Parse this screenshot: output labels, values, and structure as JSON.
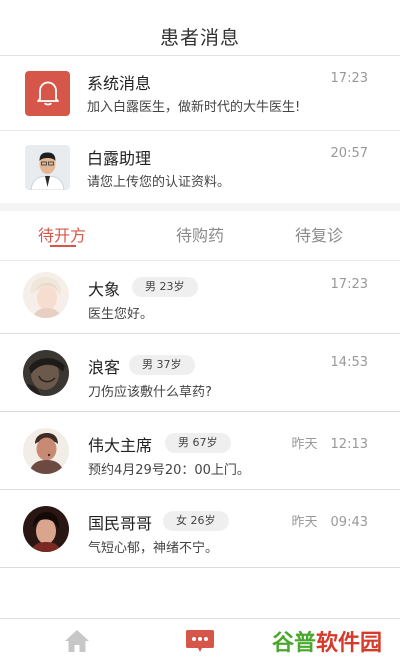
{
  "header": {
    "title": "患者消息"
  },
  "system_messages": [
    {
      "name": "系统消息",
      "text": "加入白露医生，做新时代的大牛医生!",
      "time": "17:23",
      "icon": "bell-icon"
    },
    {
      "name": "白露助理",
      "text": "请您上传您的认证资料。",
      "time": "20:57",
      "icon": "assistant-avatar"
    }
  ],
  "tabs": [
    {
      "label": "待开方",
      "active": true
    },
    {
      "label": "待购药",
      "active": false
    },
    {
      "label": "待复诊",
      "active": false
    }
  ],
  "patients": [
    {
      "name": "大象",
      "badge": "男 23岁",
      "message": "医生您好。",
      "time": "17:23"
    },
    {
      "name": "浪客",
      "badge": "男 37岁",
      "message": "刀伤应该敷什么草药?",
      "time": "14:53"
    },
    {
      "name": "伟大主席",
      "badge": "男 67岁",
      "message": "预约4月29号20：00上门。",
      "time": "昨天　12:13"
    },
    {
      "name": "国民哥哥",
      "badge": "女 26岁",
      "message": "气短心郁，神绪不宁。",
      "time": "昨天　09:43"
    }
  ],
  "bottom_nav": [
    {
      "name": "home-icon",
      "active": false
    },
    {
      "name": "chat-icon",
      "active": true
    }
  ],
  "watermark": {
    "part1": "谷普",
    "part2": "软件园"
  },
  "colors": {
    "accent": "#d6574a",
    "watermark_green": "#4aa82e",
    "watermark_red": "#d63a2a"
  }
}
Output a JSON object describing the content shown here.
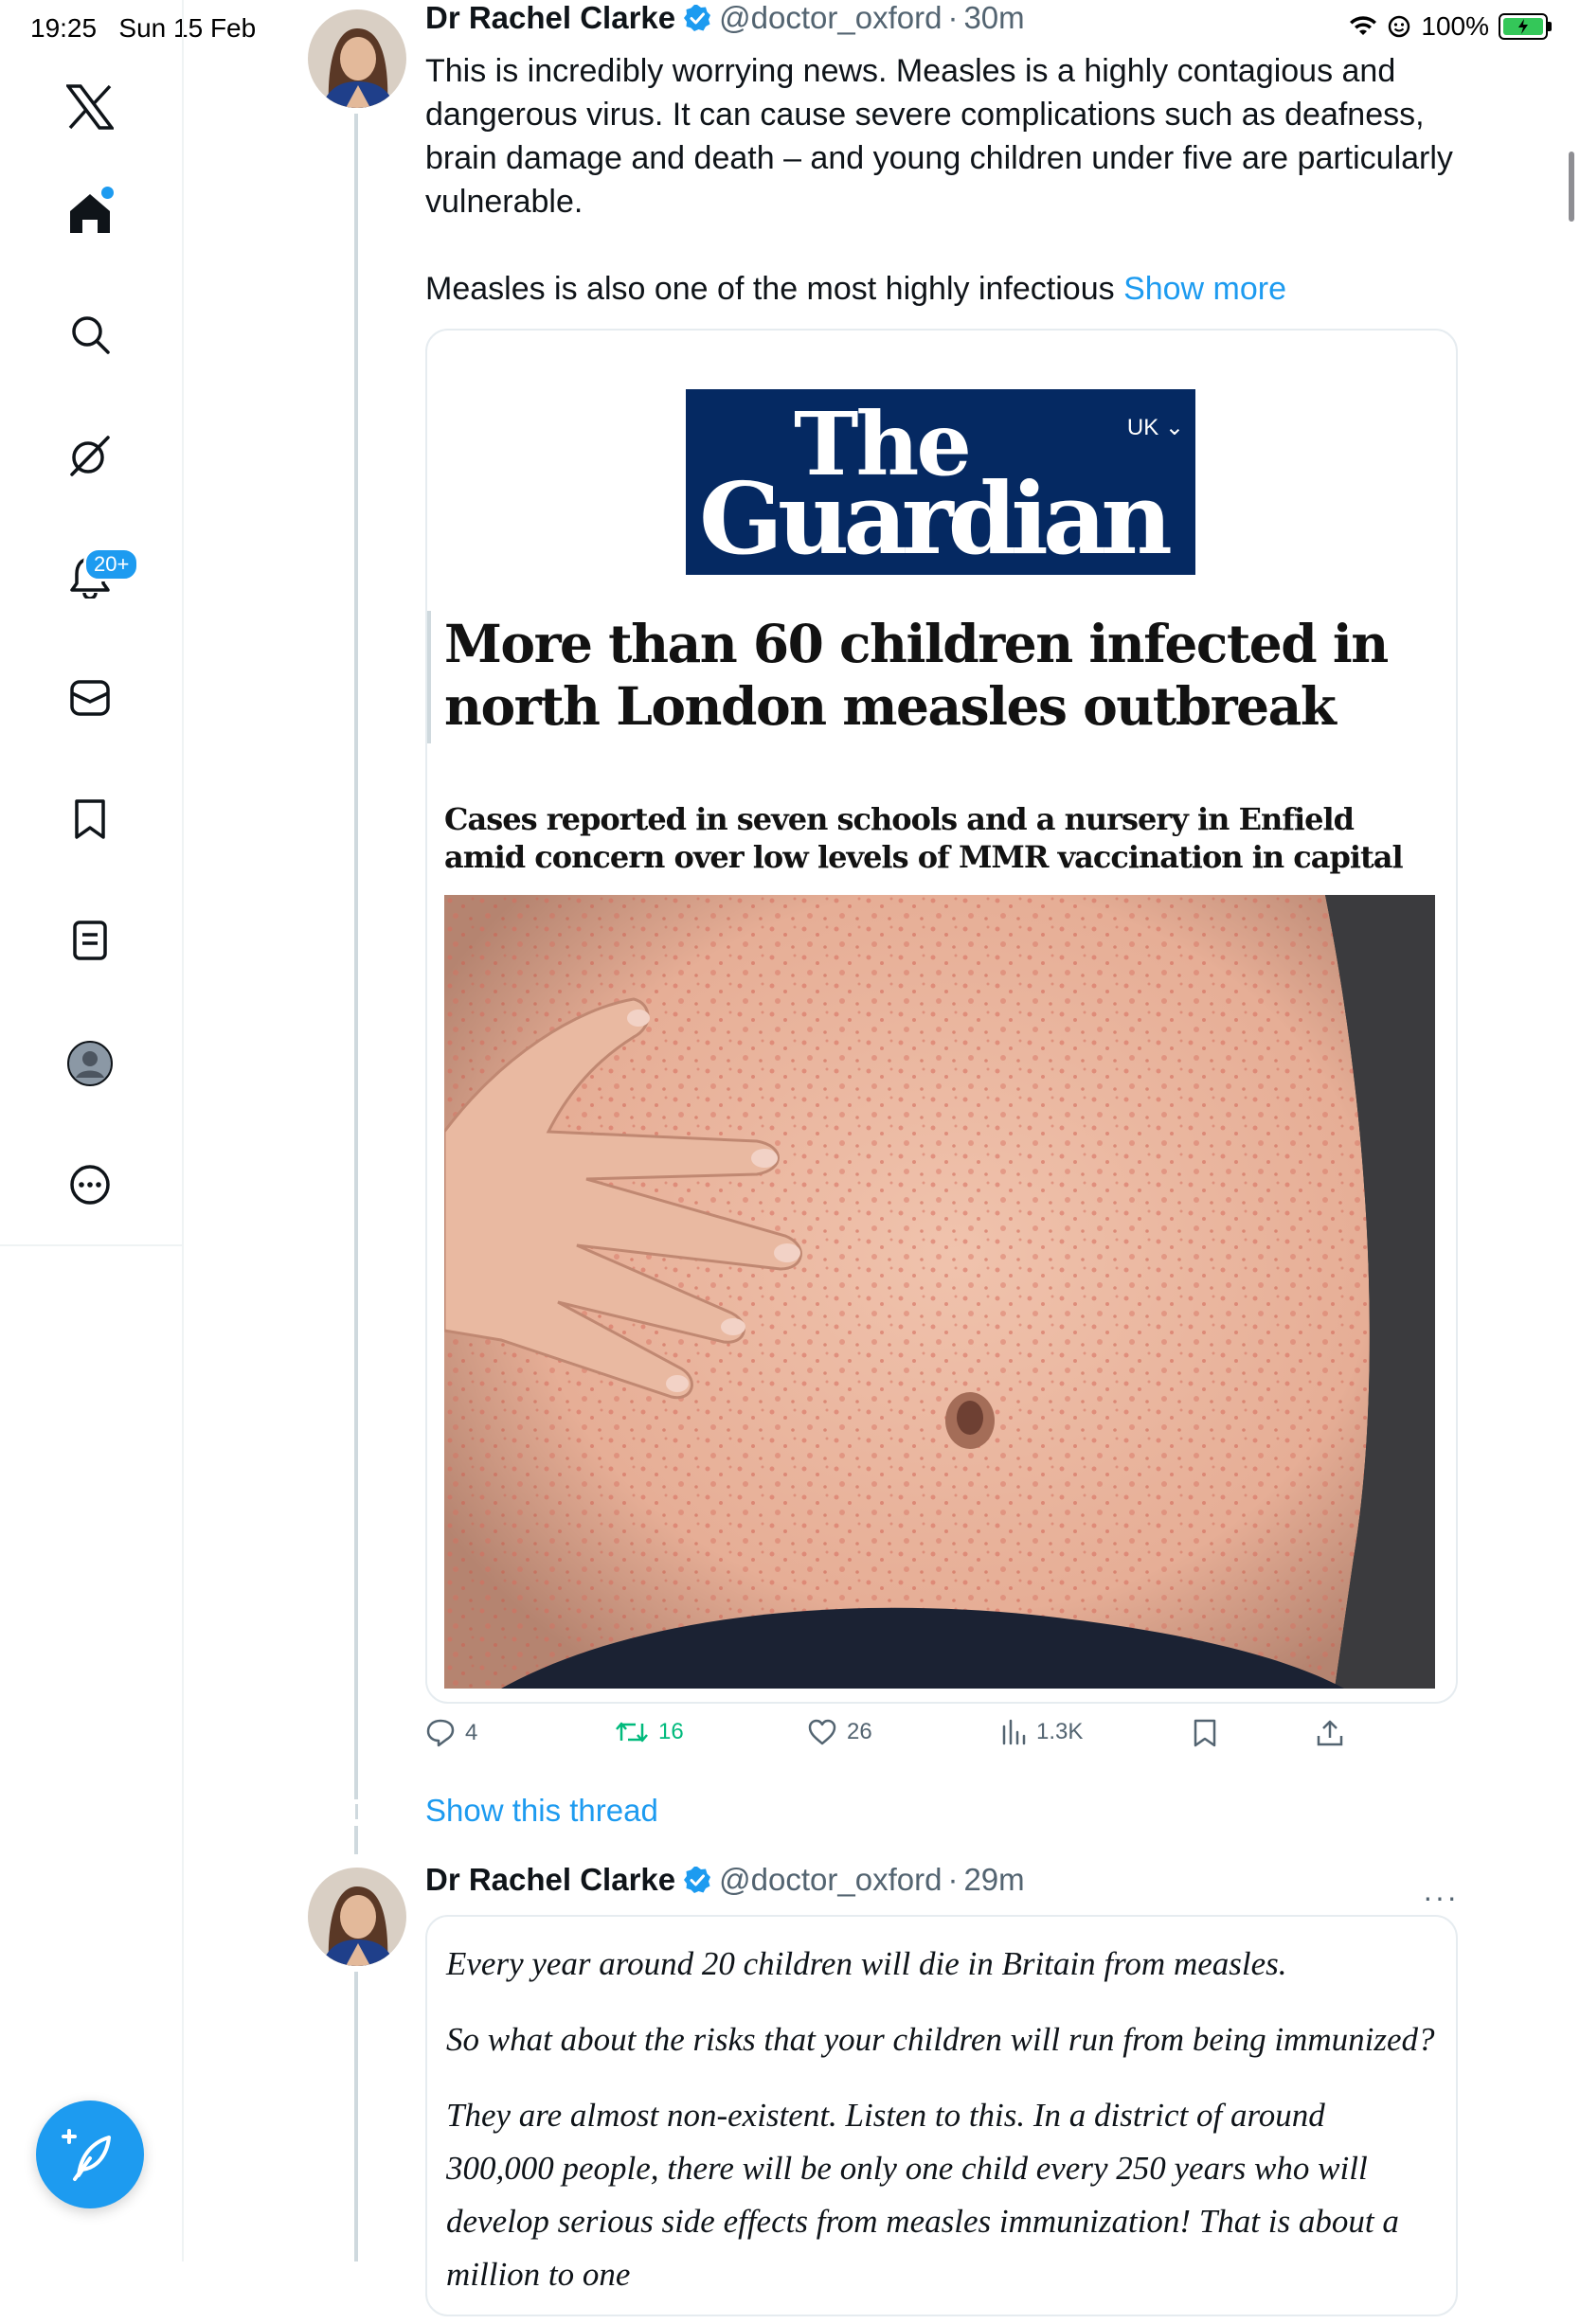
{
  "status_bar": {
    "time": "19:25",
    "date": "Sun 15 Feb",
    "battery": "100%",
    "battery_color": "#34c759"
  },
  "sidebar": {
    "items": [
      {
        "name": "x-logo-icon"
      },
      {
        "name": "home-icon"
      },
      {
        "name": "search-icon"
      },
      {
        "name": "grok-icon"
      },
      {
        "name": "notifications-icon",
        "badge": "20+"
      },
      {
        "name": "messages-icon"
      },
      {
        "name": "bookmarks-icon"
      },
      {
        "name": "lists-icon"
      },
      {
        "name": "profile-icon"
      },
      {
        "name": "more-icon"
      }
    ],
    "compose_icon": "compose-feather-icon",
    "accent_color": "#1d9bf0"
  },
  "tweet1": {
    "name": "Dr Rachel Clarke",
    "handle": "@doctor_oxford",
    "dot": "·",
    "time": "30m",
    "text_p1": "This is incredibly worrying news. Measles is a highly contagious and dangerous virus. It can cause severe complications such as deafness, brain damage and death – and young children under five are particularly vulnerable.",
    "text_p2": "Measles is also one of the most highly infectious",
    "show_more": "Show more",
    "card": {
      "logo_line1": "The",
      "logo_line2": "Guardian",
      "edition": "UK ⌄",
      "headline": "More than 60 children infected in north London measles outbreak",
      "standfirst": "Cases reported in seven schools and a nursery in Enfield amid concern over low levels of MMR vaccination in capital",
      "brand_color": "#052962"
    },
    "actions": {
      "replies": "4",
      "reposts": "16",
      "likes": "26",
      "views": "1.3K"
    }
  },
  "show_thread": "Show this thread",
  "tweet2": {
    "name": "Dr Rachel Clarke",
    "handle": "@doctor_oxford",
    "dot": "·",
    "time": "29m",
    "more": "···",
    "quote_p1": "Every year around 20 children will die in Britain from measles.",
    "quote_p2": "So what about the risks that your children will run from being immunized?",
    "quote_p3": "They are almost non-existent. Listen to this. In a district of around 300,000 people, there will be only one child every 250 years who will develop serious side effects from measles immunization! That is about a million to one"
  }
}
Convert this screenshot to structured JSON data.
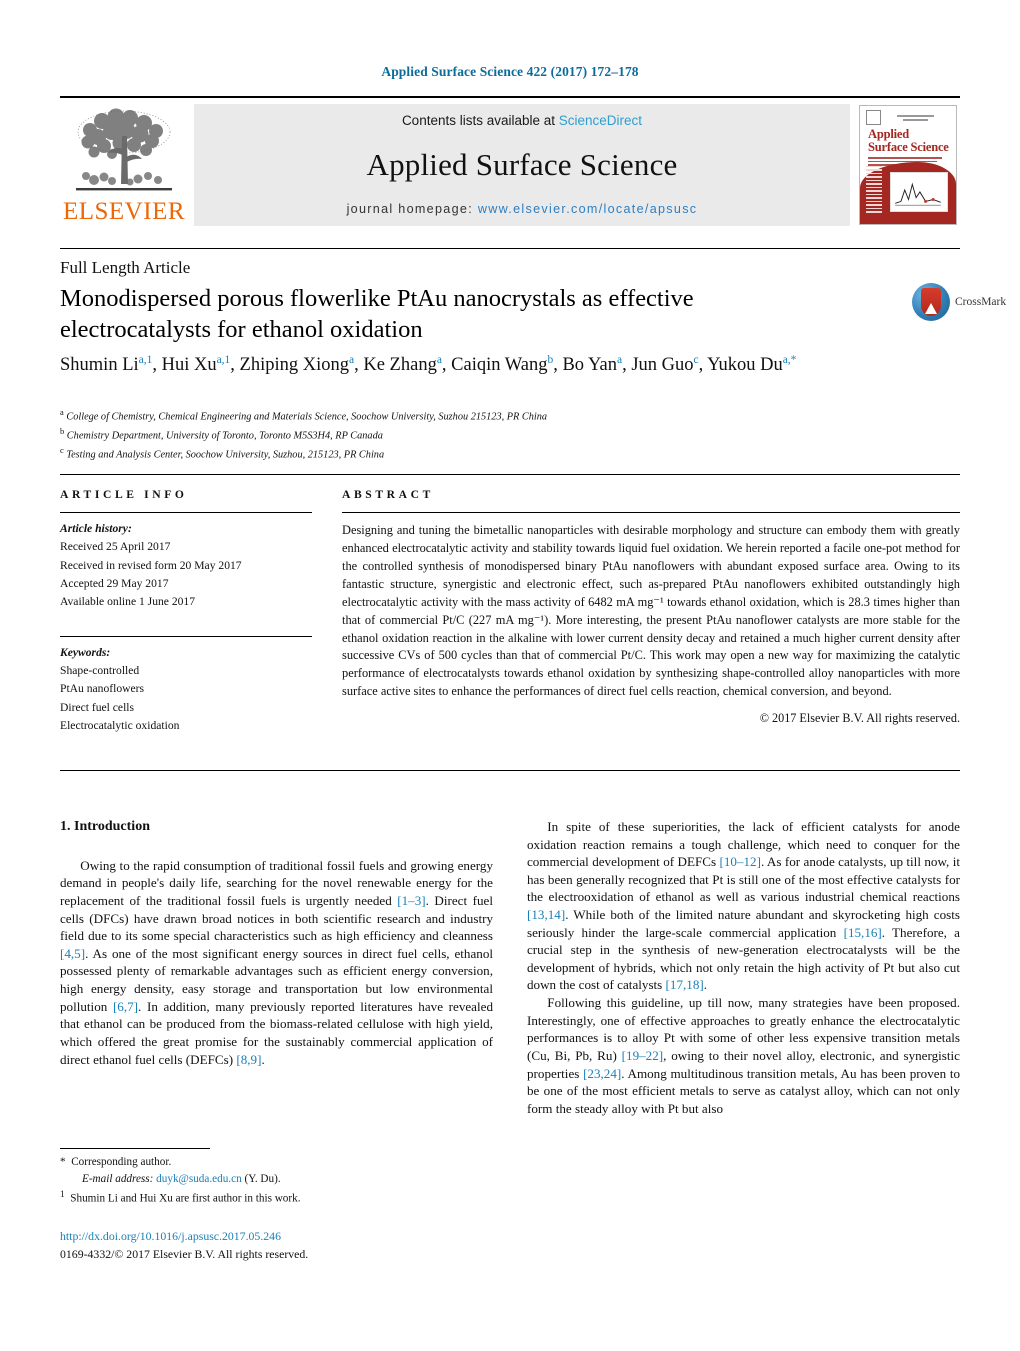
= = = = =
About this exercise.
Repeat the entries exactly, pictures left out.

Task output.
Parse this screenshot: output labels, values, and structure as JSON.
{
  "header": {
    "title": "患者消息"
  },
  "system_messages": [
    {
      "name": "系统消息",
      "text": "加入白露医生，做新时代的大牛医生!",
      "time": "17:23",
      "icon": "bell-icon"
    },
    {
      "name": "白露助理",
      "text": "请您上传您的认证资料。",
      "time": "20:57",
      "icon": "assistant-avatar"
    }
  ],
  "tabs": [
    {
      "label": "待开方",
      "active": true
    },
    {
      "label": "待购药",
      "active": false
    },
    {
      "label": "待复诊",
      "active": false
    }
  ],
  "patients": [
    {
      "name": "大象",
      "badge": "男 23岁",
      "message": "医生您好。",
      "time": "17:23"
    },
    {
      "name": "浪客",
      "badge": "男 37岁",
      "message": "刀伤应该敷什么草药?",
      "time": "14:53"
    },
    {
      "name": "伟大主席",
      "badge": "男 67岁",
      "message": "预约4月29号20：00上门。",
      "time": "昨天　12:13"
    },
    {
      "name": "国民哥哥",
      "badge": "女 26岁",
      "message": "气短心郁，神绪不宁。",
      "time": "昨天　09:43"
    }
  ],
  "bottom_nav": [
    {
      "name": "home-icon",
      "active": false
    },
    {
      "name": "chat-icon",
      "active": true
    }
  ],
  "watermark": {
    "part1": "谷普",
    "part2": "软件园"
  },
  "colors": {
    "accent": "#d6574a",
    "watermark_green": "#4aa82e",
    "watermark_red": "#d63a2a"
  }
}
Output a JSON object describing the content shown here.
{
  "status_bar": {
    "time": "19:25",
    "date": "Sun 15 Feb",
    "battery": "100%",
    "battery_color": "#34c759"
  },
  "sidebar": {
    "items": [
      {
        "name": "x-logo-icon"
      },
      {
        "name": "home-icon"
      },
      {
        "name": "search-icon"
      },
      {
        "name": "grok-icon"
      },
      {
        "name": "notifications-icon",
        "badge": "20+"
      },
      {
        "name": "messages-icon"
      },
      {
        "name": "bookmarks-icon"
      },
      {
        "name": "lists-icon"
      },
      {
        "name": "profile-icon"
      },
      {
        "name": "more-icon"
      }
    ],
    "compose_icon": "compose-feather-icon",
    "accent_color": "#1d9bf0"
  },
  "tweet1": {
    "name": "Dr Rachel Clarke",
    "handle": "@doctor_oxford",
    "dot": "·",
    "time": "30m",
    "text_p1": "This is incredibly worrying news. Measles is a highly contagious and dangerous virus. It can cause severe complications such as deafness, brain damage and death – and young children under five are particularly vulnerable.",
    "text_p2": "Measles is also one of the most highly infectious",
    "show_more": "Show more",
    "card": {
      "logo_line1": "The",
      "logo_line2": "Guardian",
      "edition": "UK ⌄",
      "headline": "More than 60 children infected in north London measles outbreak",
      "standfirst": "Cases reported in seven schools and a nursery in Enfield amid concern over low levels of MMR vaccination in capital",
      "brand_color": "#052962"
    },
    "actions": {
      "replies": "4",
      "reposts": "16",
      "likes": "26",
      "views": "1.3K"
    }
  },
  "show_thread": "Show this thread",
  "tweet2": {
    "name": "Dr Rachel Clarke",
    "handle": "@doctor_oxford",
    "dot": "·",
    "time": "29m",
    "more": "···",
    "quote_p1": "Every year around 20 children will die in Britain from measles.",
    "quote_p2": "So what about the risks that your children will run from being immunized?",
    "quote_p3": "They are almost non-existent. Listen to this. In a district of around 300,000 people, there will be only one child every 250 years who will develop serious side effects from measles immunization! That is about a million to one"
  }
}
Convert this screenshot to structured JSON data.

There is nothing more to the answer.